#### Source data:

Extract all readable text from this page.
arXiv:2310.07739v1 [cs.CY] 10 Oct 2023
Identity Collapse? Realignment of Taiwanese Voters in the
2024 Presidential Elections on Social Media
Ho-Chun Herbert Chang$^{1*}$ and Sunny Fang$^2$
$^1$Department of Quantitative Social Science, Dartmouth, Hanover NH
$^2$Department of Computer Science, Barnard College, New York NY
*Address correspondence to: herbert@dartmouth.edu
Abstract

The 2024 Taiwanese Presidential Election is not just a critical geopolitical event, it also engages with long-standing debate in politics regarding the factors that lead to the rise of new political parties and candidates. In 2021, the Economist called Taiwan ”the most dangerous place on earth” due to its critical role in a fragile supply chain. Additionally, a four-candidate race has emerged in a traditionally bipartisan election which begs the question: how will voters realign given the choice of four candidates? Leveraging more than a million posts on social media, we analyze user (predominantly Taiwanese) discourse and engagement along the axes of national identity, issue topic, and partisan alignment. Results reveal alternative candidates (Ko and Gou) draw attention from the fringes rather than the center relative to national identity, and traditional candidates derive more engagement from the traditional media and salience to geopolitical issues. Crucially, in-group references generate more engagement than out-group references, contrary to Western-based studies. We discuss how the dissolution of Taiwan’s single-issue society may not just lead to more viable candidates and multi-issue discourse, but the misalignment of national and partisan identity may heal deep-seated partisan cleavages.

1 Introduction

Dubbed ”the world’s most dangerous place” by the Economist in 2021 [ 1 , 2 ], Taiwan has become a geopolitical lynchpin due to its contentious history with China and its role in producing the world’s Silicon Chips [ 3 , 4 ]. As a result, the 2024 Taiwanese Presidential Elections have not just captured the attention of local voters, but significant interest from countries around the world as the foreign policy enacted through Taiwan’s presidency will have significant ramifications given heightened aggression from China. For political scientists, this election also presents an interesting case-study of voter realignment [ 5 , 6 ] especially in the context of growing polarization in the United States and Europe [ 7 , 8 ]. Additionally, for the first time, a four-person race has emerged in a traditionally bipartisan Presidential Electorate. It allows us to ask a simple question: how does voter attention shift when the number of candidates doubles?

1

#### EXERCISE OBJECTIVE:
Make an exact copy of the data above.

#### RESULT OF THE TASK:
Extract all readable text from this page.
arXiv:2310.07739v1 [cs.CY] 10 Oct 2023
Identity Collapse? Realignment of Taiwanese Voters in the
2024 Presidential Elections on Social Media
Ho-Chun Herbert Chang$^{1*}$ and Sunny Fang$^2$
$^1$Department of Quantitative Social Science, Dartmouth, Hanover NH
$^2$Department of Computer Science, Barnard College, New York NY
*Address correspondence to: herbert@dartmouth.edu
Abstract

The 2024 Taiwanese Presidential Election is not just a critical geopolitical event, it also engages with long-standing debate in politics regarding the factors that lead to the rise of new political parties and candidates. In 2021, the Economist called Taiwan ”the most dangerous place on earth” due to its critical role in a fragile supply chain. Additionally, a four-candidate race has emerged in a traditionally bipartisan election which begs the question: how will voters realign given the choice of four candidates? Leveraging more than a million posts on social media, we analyze user (predominantly Taiwanese) discourse and engagement along the axes of national identity, issue topic, and partisan alignment. Results reveal alternative candidates (Ko and Gou) draw attention from the fringes rather than the center relative to national identity, and traditional candidates derive more engagement from the traditional media and salience to geopolitical issues. Crucially, in-group references generate more engagement than out-group references, contrary to Western-based studies. We discuss how the dissolution of Taiwan’s single-issue society may not just lead to more viable candidates and multi-issue discourse, but the misalignment of national and partisan identity may heal deep-seated partisan cleavages.

1 Introduction

Dubbed ”the world’s most dangerous place” by the Economist in 2021 [ 1 , 2 ], Taiwan has become a geopolitical lynchpin due to its contentious history with China and its role in producing the world’s Silicon Chips [ 3 , 4 ]. As a result, the 2024 Taiwanese Presidential Elections have not just captured the attention of local voters, but significant interest from countries around the world as the foreign policy enacted through Taiwan’s presidency will have significant ramifications given heightened aggression from China. For political scientists, this election also presents an interesting case-study of voter realignment [ 5 , 6 ] especially in the context of growing polarization in the United States and Europe [ 7 , 8 ]. Additionally, for the first time, a four-person race has emerged in a traditionally bipartisan Presidential Electorate. It allows us to ask a simple question: how does voter attention shift when the number of candidates doubles?

1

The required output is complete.